Render every entry exactly as it appears.

## begin Supplied entries

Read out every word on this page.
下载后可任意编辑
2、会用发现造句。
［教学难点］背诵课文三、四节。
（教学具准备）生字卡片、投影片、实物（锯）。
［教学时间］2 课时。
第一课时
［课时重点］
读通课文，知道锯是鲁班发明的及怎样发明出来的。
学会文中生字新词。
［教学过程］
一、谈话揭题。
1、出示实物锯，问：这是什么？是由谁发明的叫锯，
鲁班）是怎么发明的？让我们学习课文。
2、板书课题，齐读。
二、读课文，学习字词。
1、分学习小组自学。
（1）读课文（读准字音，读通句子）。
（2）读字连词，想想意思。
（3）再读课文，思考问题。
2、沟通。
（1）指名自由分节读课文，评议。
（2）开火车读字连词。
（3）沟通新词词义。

## end Supplied entries

## [Solution to the exercise]
Read out every word on this page.
下载后可任意编辑
2、会用发现造句。
［教学难点］背诵课文三、四节。
（教学具准备）生字卡片、投影片、实物（锯）。
［教学时间］2 课时。
第一课时
［课时重点］
读通课文，知道锯是鲁班发明的及怎样发明出来的。
学会文中生字新词。
［教学过程］
一、谈话揭题。
1、出示实物锯，问：这是什么？是由谁发明的叫锯，
鲁班）是怎么发明的？让我们学习课文。
2、板书课题，齐读。
二、读课文，学习字词。
1、分学习小组自学。
（1）读课文（读准字音，读通句子）。
（2）读字连词，想想意思。
（3）再读课文，思考问题。
2、沟通。
（1）指名自由分节读课文，评议。
（2）开火车读字连词。
（3）沟通新词词义。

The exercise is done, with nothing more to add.